■ **Assignment**
Reproduce the passage of the AI adoption text below starting at "AI and maturity" and ending at "machine learning methods.", replacing "Operational" with "Active".
*** Opening Excerpted text ***
Artificial intelligence (AI) is a top priority as the go-to solution for helping companies drive digital transformation and gain a competitive edge. Demand for AI will grow significantly over the next few years, and those companies that pass will run the risk of being left behind by their competitors.

An AI solution’s effectiveness and accuracy are directly linked to the quality of the data used to train its machine learning algorithms. Ensuring the availability of quality data begins with incorporating a data collection plan into the data strategy that a company creates to support its AI initiatives.

In this guide, we will discuss topics such as why data is essential to AI, what quality data looks like, how data collection fits into the lifecycle of AI, and how to create and sustain unbiased AI.


Key findings

AI investment

  • More than half of organizations surveyed (56%) are spending between $1 million and $50 million on AI annually, and 15% are spending $51 million or more.
  • Over a third of high revenue companies are spending between $51 million and $100 million on AI annually.
  • AI strategies are primarily driven by innovation and growth needs, where AI enables businesses to scale and innovate faster, and to secure competitive advantage.
  • Efficiency and productivity gains are seen as the most dominant problems that AI can solve across industries. Improved analytics and business expansion are also high priorities.

AI and maturity levels

  • 40% of organizations rate themselves within the three highest levels of AI maturity according to Gartner’s AI Maturity Model: Operational, Systemic, and Transformational.
  • Companies in the Systemic and Transformational levels of the AI maturity model are using AI to scale and drive competitive advantage and product innovation. They are also budgeting higher amounts overall for AI programs, and are using both supervised and semi-supervised machine learning methods.
  • AI investment and AI maturity correlate, with a quarter of AI maturing organizations spending $51 million or more on AI, compared to just 8% of experimenters (those organizations in the awareness and experimental stages of AI adoption).
  • Regarding the drivers behind AI strategies, businesses at the Transformational end of the scale have already experienced the benefits of better risk management and delivering on customer needs. Now, they are looking to scale up and accelerate product innovation. AI Experimenters are focused on driving innovation and managing large volumes of data.
  • AI Maturing organizations rely more on semi- and fully-supervised machine learning and AI nascent organizations report a greater use of unsupervised machine learning.
  • Maturing organizations view quality training data as an essential contributor to AI success.
  • When asked about the benefits experienced as a result of high-quality training data for AI, Experimenters see efficiency and agility gains, while Maturing organizations report accelerated time to market and improved competitive advantage.
  • Two-thirds of all respondents expect their need for training data to increase over the next five years, and AI Maturing organizations indicate the highest need to increase their training data budgets over this timeframe.

AI trends by industry

  • The financial services industry is leading the way, with 43% of organizations having reached Systemic or Transformational levels of AI maturity.
  • The tech industry follows the financial services industry, with 22% of organizations having reached the highest levels of AI maturity.
  • Respondents state that efficiency and productivity gains are the most common goals of AI strategies for their industries as a whole, except for financial services companies, which say that improved analytics is the main goal.
*** Closing Excerpted text ***
*** Opening Supplied data ***
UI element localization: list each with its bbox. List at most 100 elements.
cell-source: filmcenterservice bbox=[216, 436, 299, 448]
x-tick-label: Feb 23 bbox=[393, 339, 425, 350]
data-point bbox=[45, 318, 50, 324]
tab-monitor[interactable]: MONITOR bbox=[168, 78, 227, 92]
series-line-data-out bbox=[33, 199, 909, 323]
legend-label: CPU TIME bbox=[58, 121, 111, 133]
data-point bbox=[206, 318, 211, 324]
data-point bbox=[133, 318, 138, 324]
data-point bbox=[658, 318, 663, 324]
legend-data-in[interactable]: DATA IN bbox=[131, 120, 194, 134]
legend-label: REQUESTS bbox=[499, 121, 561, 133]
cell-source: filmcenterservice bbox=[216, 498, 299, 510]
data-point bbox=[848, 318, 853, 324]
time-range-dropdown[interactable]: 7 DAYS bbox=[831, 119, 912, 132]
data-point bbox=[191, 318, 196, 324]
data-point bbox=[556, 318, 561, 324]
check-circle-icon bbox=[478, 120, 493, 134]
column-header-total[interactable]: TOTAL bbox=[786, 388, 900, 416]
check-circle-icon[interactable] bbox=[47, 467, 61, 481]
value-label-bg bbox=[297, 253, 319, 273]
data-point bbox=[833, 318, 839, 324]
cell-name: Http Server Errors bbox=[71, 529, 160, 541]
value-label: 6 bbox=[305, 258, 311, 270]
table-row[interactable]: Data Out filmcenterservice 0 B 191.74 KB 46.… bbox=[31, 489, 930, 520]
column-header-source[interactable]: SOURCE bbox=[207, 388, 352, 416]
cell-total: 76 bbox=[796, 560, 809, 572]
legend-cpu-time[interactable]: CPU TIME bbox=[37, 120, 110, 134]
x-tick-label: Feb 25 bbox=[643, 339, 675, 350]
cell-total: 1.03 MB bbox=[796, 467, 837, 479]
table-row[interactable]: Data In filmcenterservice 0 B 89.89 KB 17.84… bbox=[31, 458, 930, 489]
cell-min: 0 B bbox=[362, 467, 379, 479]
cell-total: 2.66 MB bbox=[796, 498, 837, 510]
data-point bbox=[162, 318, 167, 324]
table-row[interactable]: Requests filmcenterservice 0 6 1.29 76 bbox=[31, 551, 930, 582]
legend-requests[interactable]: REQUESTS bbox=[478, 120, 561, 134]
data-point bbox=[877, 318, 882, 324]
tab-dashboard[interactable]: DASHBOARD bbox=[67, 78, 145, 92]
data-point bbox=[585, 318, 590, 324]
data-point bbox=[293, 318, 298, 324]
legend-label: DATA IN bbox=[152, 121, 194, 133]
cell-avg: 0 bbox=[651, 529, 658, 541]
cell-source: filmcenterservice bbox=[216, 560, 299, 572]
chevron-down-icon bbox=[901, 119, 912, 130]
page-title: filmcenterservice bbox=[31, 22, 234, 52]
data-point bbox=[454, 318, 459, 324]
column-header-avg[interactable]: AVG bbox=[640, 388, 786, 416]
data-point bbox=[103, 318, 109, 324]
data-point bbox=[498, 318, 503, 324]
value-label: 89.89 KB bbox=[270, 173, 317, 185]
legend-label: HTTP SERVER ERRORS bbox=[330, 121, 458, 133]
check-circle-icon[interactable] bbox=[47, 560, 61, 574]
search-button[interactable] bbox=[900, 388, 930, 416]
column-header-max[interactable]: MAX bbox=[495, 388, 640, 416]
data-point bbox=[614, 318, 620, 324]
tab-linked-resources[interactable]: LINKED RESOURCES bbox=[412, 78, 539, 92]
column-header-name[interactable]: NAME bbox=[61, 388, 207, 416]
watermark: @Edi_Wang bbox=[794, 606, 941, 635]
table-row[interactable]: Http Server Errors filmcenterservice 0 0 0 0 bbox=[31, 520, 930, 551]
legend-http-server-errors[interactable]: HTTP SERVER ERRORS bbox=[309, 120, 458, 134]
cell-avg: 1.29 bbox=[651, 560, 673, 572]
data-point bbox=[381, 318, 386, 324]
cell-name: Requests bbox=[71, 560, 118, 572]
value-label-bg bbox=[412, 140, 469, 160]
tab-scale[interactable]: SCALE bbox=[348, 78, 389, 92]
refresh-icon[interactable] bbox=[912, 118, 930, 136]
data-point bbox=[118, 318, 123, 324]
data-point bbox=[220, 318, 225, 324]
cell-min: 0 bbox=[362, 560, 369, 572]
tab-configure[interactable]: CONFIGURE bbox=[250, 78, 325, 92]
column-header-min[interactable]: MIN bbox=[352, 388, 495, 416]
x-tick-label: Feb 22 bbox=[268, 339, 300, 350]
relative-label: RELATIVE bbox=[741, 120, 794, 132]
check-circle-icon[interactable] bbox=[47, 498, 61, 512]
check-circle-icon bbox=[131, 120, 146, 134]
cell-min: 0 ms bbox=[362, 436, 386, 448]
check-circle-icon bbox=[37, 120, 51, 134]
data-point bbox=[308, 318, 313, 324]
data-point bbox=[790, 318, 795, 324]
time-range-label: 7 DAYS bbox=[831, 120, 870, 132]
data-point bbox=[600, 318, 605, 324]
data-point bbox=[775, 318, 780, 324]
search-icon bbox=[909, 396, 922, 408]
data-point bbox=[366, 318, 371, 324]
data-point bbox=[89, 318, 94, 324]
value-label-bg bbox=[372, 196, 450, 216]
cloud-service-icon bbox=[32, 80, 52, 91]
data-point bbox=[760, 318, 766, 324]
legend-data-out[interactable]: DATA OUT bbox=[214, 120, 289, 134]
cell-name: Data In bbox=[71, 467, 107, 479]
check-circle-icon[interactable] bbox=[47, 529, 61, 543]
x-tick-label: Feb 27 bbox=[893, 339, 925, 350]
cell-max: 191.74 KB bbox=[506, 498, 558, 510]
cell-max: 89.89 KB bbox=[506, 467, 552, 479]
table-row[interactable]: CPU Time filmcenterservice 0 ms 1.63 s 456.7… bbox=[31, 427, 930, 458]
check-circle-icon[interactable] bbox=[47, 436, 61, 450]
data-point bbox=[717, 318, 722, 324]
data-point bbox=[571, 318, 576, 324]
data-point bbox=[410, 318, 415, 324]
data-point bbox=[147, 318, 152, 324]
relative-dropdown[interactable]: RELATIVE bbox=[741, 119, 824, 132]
*** Closing Supplied data ***
■ **Reply**
AI and maturity levels

  • 40% of organizations rate themselves within the three highest levels of AI maturity according to Gartner’s AI Maturity Model: Active, Systemic, and Transformational.
  • Companies in the Systemic and Transformational levels of the AI maturity model are using AI to scale and drive competitive advantage and product innovation. They are also budgeting higher amounts overall for AI programs, and are using both supervised and semi-supervised machine learning methods.